Trecho do documento -
No atual governo, a pasta se chama Ministério da Mulher, da Família e dos Direitos Humanos, e foi comandada até março por Damares Alves, possivelmente a liderança evangélica de maior projeção da gestão Bolsonaro. Ela deixou o cargo para disputar uma vaga no Senado e foi eleita com ampla votação no Distrito Federal, pelo partido Republicanos.
A expectativa, porém, é que o atual ministério seja desmembrado, com uma pasta para Direitos Humanos e outra para a temática da Mulher. Durante a campanha, Lula também disse que criaria um ministério para a Igualdade Racial e outra para os Povos Indígenas.
A ideia de manter o termo Família em algum desses órgãos, porém, não está confirmada, segundo Gilberto Carvalho.
“Chegou essa sugestão. Ela está sendo debatida. Não sei se vai prosperar, mas está sendo debatida”, disse.
Benedita, por sua vez, minimizou a importância do nome do ministério. Na sua avaliação, políticas públicas implementadas nos governos do PT já tinham foco na família e serão retomadas no novo mandato de Lula.
“É o projeto já existente dentro do (Ministério do) Desenvolvimento Social, porque ninguém cuidou mais da família do que o (programa de habitação) Minha Casa, Minha Vida e o (programa de transferência de renda) Bolsa Família”, argumentou a deputada.
“E teve a questão também das cotas sociais e raciais nas universidades, a questão das cisternas que foram colocadas (para coleta de água da chuva em regiões de seca), o programa Luz Para Todos (que ampliou o acesso à energia elétrica). Então, todos os evangélicos e evangélicas que estavam na condição de pobreza, precisando de políticas, foram atendidos. Não é uma novidade para o PT”, disse também, elencando outros programas dos governos petistas.

Dados fornecidos -
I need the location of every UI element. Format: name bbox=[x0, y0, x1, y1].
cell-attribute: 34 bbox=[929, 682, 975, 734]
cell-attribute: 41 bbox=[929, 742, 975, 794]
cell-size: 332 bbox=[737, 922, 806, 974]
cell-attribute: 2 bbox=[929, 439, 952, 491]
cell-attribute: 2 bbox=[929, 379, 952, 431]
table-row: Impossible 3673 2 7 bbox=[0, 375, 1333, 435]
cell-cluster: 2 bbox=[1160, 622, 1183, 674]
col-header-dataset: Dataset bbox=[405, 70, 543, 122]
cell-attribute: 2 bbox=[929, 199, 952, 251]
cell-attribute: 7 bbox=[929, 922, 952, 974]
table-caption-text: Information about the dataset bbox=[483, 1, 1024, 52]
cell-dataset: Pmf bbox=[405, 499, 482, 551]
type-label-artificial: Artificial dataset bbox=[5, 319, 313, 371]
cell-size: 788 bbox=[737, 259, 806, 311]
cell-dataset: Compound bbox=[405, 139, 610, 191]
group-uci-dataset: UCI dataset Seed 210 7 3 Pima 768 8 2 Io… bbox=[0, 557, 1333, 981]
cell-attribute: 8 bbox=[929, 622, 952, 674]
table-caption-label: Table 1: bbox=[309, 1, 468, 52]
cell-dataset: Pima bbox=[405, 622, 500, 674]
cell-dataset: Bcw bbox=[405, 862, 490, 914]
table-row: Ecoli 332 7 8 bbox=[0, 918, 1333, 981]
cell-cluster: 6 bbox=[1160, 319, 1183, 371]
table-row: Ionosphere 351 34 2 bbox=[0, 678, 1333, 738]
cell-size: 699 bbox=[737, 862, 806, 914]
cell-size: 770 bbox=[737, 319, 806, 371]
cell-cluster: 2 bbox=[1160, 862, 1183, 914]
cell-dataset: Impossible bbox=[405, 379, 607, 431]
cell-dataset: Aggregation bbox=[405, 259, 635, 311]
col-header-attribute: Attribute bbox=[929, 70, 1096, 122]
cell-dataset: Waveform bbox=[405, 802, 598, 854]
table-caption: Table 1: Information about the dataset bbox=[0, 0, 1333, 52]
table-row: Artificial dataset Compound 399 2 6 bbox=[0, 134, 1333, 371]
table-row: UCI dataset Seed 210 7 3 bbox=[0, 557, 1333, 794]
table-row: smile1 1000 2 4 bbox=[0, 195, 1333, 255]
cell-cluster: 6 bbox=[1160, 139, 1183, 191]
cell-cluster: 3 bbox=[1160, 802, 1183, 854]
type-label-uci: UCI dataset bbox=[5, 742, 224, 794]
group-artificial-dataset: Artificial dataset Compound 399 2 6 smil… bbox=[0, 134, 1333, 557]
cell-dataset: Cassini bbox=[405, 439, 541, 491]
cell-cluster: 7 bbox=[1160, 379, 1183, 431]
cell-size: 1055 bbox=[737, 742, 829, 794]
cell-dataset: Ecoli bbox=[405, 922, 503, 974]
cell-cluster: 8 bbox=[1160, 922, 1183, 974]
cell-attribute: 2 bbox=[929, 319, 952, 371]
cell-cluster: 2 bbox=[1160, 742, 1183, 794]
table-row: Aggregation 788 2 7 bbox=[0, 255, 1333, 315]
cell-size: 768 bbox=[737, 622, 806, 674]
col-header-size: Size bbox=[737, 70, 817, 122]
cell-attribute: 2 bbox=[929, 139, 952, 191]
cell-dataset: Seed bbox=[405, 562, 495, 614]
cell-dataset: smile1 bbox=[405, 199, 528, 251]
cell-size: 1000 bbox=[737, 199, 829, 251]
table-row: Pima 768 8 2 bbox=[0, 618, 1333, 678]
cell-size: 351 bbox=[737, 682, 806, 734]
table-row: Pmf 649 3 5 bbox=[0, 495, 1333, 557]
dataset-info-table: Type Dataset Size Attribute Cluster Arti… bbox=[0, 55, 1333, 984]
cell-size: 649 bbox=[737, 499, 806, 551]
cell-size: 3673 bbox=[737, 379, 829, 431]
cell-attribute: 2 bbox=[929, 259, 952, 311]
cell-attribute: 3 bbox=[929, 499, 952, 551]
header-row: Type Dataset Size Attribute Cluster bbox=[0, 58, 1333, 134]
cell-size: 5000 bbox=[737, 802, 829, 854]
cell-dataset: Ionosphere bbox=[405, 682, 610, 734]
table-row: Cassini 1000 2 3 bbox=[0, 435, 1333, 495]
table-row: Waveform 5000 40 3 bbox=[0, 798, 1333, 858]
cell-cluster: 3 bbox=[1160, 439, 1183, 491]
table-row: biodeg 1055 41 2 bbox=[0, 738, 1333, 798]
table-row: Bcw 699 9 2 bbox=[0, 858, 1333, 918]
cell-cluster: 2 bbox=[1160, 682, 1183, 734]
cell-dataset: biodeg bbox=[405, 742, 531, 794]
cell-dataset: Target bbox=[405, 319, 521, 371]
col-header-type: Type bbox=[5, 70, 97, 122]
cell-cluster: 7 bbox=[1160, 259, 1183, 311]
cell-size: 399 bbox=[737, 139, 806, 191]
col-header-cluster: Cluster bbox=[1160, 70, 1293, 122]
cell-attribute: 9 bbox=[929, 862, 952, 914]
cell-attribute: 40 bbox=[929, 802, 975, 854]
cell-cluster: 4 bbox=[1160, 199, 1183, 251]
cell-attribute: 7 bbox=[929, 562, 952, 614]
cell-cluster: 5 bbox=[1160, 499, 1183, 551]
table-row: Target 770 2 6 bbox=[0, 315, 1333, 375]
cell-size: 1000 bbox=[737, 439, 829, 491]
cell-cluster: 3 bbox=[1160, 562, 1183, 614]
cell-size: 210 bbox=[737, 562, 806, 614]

Ordem de serviço 1 - Repita, palavra por palavra, tudo o que vai de "Benedita, por sua" até "argumentou a deputada." no trecho sobre o ministério.
Ordem de serviço 2 - As afirmações a seguir concordam com o trecho sobre o ministério? Responda sim ou não a cada uma e cite as palavras do trecho que decidem. (a) Damares Alves foi eleita para o Senado pelo Distrito Federal. (b) Está confirmado que o termo Família será mantido em algum dos novos órgãos. (c) Benedita deu grande importância ao nome do ministério.

Solução 1 -
Benedita, por sua vez, minimizou a importância do nome do ministério. Na sua avaliação, políticas públicas implementadas nos governos do PT já tinham foco na família e serão retomadas no novo mandato de Lula.
“É o projeto já existente dentro do (Ministério do) Desenvolvimento Social, porque ninguém cuidou mais da família do que o (programa de habitação) Minha Casa, Minha Vida e o (programa de transferência de renda) Bolsa Família”, argumentou a deputada.

Solução 2 -
(a) Sim: "foi eleita com ampla votação no Distrito Federal".
(b) Não: "A ideia de manter o termo Família em algum desses órgãos, porém, não está confirmada".
(c) Não: "Benedita, por sua vez, minimizou a importância do nome do ministério".